RECORDS:

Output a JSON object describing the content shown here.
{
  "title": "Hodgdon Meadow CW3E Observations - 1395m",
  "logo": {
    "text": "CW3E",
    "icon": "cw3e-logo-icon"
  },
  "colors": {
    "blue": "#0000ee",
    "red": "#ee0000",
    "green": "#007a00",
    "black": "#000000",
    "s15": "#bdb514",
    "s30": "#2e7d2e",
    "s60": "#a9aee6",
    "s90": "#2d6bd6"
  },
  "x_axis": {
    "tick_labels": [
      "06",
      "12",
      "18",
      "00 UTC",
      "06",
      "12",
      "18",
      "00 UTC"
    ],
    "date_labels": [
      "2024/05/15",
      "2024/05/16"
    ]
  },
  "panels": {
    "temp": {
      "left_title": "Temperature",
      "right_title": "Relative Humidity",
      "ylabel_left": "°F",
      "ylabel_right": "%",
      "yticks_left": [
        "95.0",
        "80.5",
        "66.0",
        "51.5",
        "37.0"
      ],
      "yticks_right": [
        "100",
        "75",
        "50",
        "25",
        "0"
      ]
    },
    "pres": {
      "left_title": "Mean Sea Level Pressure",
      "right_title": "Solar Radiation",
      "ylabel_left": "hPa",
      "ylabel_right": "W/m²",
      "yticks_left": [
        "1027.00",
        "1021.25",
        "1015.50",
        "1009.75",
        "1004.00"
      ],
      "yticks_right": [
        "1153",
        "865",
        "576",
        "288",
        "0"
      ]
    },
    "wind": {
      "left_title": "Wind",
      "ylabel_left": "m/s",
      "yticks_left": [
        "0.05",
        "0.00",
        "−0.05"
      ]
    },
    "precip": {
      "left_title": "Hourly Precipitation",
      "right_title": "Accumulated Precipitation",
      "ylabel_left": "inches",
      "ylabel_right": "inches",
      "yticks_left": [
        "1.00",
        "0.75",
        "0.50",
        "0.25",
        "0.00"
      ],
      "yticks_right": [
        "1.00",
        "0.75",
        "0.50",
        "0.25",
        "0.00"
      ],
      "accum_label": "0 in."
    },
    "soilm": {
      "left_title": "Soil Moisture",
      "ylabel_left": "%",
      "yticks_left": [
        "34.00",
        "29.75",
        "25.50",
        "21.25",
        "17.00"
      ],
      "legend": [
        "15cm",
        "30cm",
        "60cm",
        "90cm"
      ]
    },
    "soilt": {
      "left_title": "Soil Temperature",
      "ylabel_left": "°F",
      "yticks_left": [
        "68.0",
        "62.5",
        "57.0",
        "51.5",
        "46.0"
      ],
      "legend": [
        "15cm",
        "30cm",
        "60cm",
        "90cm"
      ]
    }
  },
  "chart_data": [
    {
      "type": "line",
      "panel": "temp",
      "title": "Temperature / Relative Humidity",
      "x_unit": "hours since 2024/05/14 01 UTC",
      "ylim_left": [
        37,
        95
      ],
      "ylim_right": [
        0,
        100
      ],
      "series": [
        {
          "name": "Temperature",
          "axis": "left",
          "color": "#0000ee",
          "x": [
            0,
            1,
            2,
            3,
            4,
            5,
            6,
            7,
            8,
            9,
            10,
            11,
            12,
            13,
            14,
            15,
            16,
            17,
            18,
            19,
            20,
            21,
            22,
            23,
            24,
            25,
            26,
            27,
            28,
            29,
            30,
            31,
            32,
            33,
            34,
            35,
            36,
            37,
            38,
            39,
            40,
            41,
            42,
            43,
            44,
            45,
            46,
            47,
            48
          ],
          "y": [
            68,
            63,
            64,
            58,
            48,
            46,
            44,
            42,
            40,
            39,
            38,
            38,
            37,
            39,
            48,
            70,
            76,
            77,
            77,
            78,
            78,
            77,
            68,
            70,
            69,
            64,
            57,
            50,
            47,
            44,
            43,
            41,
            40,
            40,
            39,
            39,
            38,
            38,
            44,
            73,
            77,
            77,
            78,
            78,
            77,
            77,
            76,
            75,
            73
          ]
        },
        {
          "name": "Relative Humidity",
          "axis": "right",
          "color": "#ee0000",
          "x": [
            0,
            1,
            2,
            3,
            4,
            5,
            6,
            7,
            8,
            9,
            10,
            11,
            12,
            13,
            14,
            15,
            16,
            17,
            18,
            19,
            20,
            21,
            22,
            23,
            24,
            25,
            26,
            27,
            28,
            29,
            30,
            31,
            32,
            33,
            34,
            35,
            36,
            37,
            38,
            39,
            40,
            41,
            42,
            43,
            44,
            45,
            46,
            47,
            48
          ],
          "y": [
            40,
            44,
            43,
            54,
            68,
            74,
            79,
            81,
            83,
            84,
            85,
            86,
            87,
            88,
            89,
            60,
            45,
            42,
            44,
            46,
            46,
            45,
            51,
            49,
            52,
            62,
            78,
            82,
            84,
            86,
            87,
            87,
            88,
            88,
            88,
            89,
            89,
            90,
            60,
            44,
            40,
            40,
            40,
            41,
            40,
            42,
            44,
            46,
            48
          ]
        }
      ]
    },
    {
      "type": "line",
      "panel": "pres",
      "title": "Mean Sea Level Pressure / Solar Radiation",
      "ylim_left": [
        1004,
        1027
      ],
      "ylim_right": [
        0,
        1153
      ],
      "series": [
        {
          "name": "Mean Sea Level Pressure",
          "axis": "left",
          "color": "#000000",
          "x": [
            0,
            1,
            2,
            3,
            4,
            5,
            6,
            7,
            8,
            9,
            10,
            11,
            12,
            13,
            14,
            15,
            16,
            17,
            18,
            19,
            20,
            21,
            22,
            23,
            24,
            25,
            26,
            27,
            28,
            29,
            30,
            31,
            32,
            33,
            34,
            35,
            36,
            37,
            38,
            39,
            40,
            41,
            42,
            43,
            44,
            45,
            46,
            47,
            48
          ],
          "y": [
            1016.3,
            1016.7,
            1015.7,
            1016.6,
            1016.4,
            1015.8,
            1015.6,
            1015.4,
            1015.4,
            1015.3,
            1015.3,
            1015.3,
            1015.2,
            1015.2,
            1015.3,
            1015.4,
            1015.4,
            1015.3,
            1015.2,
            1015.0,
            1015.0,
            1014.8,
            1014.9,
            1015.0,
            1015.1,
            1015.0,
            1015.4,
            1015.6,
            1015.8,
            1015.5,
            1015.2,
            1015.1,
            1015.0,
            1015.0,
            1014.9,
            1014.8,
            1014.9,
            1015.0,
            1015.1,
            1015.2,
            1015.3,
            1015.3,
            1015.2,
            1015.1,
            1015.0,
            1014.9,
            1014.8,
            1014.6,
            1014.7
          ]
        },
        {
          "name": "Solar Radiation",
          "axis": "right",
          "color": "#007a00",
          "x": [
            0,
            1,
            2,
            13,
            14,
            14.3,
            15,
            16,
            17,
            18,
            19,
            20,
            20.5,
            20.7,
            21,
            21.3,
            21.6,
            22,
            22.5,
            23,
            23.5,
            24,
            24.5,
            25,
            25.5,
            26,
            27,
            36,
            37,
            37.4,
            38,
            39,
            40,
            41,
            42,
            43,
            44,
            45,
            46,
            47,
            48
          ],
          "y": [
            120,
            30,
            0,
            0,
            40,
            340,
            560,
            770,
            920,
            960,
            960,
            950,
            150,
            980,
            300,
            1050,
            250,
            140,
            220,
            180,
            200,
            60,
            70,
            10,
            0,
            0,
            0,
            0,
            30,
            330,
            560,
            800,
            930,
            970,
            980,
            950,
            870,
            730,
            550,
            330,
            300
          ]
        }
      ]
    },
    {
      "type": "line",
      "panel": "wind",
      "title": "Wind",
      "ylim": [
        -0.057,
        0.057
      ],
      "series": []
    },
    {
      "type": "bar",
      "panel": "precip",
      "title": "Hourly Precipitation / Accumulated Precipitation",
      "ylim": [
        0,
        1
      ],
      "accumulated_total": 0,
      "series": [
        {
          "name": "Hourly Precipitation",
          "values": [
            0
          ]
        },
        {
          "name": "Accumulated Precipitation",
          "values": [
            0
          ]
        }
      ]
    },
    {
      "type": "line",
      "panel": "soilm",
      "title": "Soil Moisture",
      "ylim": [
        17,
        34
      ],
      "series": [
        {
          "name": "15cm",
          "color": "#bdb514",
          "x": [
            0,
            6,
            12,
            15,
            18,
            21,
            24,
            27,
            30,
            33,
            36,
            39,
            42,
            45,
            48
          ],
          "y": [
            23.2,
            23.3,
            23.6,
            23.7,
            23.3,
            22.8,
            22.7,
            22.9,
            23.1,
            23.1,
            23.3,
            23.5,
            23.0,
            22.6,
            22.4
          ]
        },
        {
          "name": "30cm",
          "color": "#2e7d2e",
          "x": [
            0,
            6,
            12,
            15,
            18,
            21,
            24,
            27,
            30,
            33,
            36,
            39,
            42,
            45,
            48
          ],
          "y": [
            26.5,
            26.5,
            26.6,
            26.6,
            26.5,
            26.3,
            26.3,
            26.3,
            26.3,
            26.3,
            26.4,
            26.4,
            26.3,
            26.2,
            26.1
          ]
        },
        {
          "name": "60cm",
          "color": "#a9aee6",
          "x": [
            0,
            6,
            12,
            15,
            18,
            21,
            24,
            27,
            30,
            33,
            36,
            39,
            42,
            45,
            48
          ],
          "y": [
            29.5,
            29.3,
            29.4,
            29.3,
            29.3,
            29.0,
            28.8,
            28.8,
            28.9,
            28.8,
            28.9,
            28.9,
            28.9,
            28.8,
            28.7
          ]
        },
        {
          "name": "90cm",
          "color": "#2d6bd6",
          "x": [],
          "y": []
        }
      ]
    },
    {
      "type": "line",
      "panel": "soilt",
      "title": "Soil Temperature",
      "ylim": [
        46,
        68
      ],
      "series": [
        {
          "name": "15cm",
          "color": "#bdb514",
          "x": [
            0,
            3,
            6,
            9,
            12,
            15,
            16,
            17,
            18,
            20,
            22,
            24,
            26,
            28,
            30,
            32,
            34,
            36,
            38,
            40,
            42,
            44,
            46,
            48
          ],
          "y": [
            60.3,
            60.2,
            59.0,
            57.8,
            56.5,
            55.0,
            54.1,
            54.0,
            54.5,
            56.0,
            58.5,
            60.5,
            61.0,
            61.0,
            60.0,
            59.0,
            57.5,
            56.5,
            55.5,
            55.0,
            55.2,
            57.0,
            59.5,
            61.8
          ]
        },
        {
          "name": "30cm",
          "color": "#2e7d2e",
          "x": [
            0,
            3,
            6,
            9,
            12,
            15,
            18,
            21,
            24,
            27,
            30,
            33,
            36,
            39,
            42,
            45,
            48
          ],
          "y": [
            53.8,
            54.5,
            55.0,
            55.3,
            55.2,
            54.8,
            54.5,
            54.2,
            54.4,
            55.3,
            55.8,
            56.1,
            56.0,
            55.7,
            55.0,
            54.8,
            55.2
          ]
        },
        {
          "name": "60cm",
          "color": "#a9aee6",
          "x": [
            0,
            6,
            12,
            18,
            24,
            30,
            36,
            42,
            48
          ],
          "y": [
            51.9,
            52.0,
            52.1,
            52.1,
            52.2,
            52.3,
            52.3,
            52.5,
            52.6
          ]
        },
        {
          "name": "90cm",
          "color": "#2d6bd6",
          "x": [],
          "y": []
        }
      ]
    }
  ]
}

INSTRUCTION: Find the word "inches" in the material, then list each line that holds it.

COMPLETE RESPONSE:
      "ylabel_left": "inches",
      "ylabel_right": "inches",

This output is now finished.